Your goal => A faithful copy of the whole listing is the goal. Match it exactly.
##########
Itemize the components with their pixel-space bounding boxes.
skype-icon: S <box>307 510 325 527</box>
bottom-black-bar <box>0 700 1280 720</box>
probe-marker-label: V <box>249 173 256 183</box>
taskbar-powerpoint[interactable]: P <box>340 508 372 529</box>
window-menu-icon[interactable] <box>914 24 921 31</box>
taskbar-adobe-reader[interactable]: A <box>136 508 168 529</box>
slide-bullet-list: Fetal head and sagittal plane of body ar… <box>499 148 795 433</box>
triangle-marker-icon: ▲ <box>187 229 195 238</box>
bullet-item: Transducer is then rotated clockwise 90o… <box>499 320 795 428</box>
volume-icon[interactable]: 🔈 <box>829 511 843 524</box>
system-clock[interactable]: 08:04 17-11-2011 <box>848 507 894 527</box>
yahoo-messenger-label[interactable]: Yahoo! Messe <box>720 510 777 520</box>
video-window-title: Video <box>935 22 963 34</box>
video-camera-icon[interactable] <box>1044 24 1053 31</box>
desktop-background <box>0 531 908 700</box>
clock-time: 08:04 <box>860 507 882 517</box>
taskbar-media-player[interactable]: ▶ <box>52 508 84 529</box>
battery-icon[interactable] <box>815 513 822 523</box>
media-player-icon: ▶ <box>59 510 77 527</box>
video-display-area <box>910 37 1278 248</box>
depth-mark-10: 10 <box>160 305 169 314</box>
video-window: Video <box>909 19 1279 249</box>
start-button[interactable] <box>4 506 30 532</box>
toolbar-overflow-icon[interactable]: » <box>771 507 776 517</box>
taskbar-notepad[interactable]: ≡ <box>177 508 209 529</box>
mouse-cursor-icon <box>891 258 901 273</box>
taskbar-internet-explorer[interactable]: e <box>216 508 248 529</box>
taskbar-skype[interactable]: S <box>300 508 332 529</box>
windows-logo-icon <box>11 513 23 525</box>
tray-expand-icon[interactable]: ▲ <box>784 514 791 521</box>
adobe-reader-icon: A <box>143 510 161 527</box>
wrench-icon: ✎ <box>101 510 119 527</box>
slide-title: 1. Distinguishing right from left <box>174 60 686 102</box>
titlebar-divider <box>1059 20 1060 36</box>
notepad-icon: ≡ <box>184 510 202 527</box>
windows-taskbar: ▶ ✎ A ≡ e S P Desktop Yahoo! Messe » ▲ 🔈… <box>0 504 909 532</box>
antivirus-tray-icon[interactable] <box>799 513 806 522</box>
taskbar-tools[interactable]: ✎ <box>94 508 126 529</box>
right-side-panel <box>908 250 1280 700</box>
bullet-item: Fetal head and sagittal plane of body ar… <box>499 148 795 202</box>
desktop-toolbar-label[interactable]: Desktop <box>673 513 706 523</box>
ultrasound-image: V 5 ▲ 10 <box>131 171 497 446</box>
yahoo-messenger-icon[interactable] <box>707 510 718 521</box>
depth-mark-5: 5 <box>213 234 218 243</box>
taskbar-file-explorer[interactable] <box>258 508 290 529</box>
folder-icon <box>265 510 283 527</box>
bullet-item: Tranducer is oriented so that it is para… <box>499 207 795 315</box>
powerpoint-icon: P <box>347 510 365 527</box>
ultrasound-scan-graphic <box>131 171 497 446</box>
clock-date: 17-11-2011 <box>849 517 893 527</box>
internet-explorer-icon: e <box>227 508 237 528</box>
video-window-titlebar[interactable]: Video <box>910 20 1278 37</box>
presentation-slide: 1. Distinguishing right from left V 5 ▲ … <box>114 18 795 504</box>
##########
Result of this exercise =>
Itemize the components with their pixel-space bounding boxes.
skype-icon: S <box>307 510 325 527</box>
bottom-black-bar <box>0 700 1280 720</box>
probe-marker-label: V <box>249 173 256 183</box>
taskbar-powerpoint[interactable]: P <box>340 508 372 529</box>
window-menu-icon[interactable] <box>914 24 921 31</box>
taskbar-adobe-reader[interactable]: A <box>136 508 168 529</box>
slide-bullet-list: Fetal head and sagittal plane of body ar… <box>499 148 795 433</box>
triangle-marker-icon: ▲ <box>187 229 195 238</box>
bullet-item: Transducer is then rotated clockwise 90o… <box>499 320 795 428</box>
volume-icon[interactable]: 🔈 <box>829 511 843 524</box>
system-clock[interactable]: 08:04 17-11-2011 <box>848 507 894 527</box>
yahoo-messenger-label[interactable]: Yahoo! Messe <box>720 510 777 520</box>
video-window-title: Video <box>935 22 963 34</box>
video-camera-icon[interactable] <box>1044 24 1053 31</box>
desktop-background <box>0 531 908 700</box>
clock-time: 08:04 <box>860 507 882 517</box>
taskbar-media-player[interactable]: ▶ <box>52 508 84 529</box>
battery-icon[interactable] <box>815 513 822 523</box>
media-player-icon: ▶ <box>59 510 77 527</box>
video-display-area <box>910 37 1278 248</box>
depth-mark-10: 10 <box>160 305 169 314</box>
video-window: Video <box>909 19 1279 249</box>
start-button[interactable] <box>4 506 30 532</box>
toolbar-overflow-icon[interactable]: » <box>771 507 776 517</box>
taskbar-notepad[interactable]: ≡ <box>177 508 209 529</box>
mouse-cursor-icon <box>891 258 901 273</box>
taskbar-internet-explorer[interactable]: e <box>216 508 248 529</box>
taskbar-skype[interactable]: S <box>300 508 332 529</box>
windows-logo-icon <box>11 513 23 525</box>
tray-expand-icon[interactable]: ▲ <box>784 514 791 521</box>
adobe-reader-icon: A <box>143 510 161 527</box>
wrench-icon: ✎ <box>101 510 119 527</box>
slide-title: 1. Distinguishing right from left <box>174 60 686 102</box>
titlebar-divider <box>1059 20 1060 36</box>
notepad-icon: ≡ <box>184 510 202 527</box>
windows-taskbar: ▶ ✎ A ≡ e S P Desktop Yahoo! Messe » ▲ 🔈… <box>0 504 909 532</box>
antivirus-tray-icon[interactable] <box>799 513 806 522</box>
taskbar-tools[interactable]: ✎ <box>94 508 126 529</box>
right-side-panel <box>908 250 1280 700</box>
bullet-item: Fetal head and sagittal plane of body ar… <box>499 148 795 202</box>
desktop-toolbar-label[interactable]: Desktop <box>673 513 706 523</box>
ultrasound-image: V 5 ▲ 10 <box>131 171 497 446</box>
yahoo-messenger-icon[interactable] <box>707 510 718 521</box>
depth-mark-5: 5 <box>213 234 218 243</box>
taskbar-file-explorer[interactable] <box>258 508 290 529</box>
folder-icon <box>265 510 283 527</box>
bullet-item: Tranducer is oriented so that it is para… <box>499 207 795 315</box>
powerpoint-icon: P <box>347 510 365 527</box>
ultrasound-scan-graphic <box>131 171 497 446</box>
clock-date: 17-11-2011 <box>849 517 893 527</box>
internet-explorer-icon: e <box>227 508 237 528</box>
video-window-titlebar[interactable]: Video <box>910 20 1278 37</box>
presentation-slide: 1. Distinguishing right from left V 5 ▲ … <box>114 18 795 504</box>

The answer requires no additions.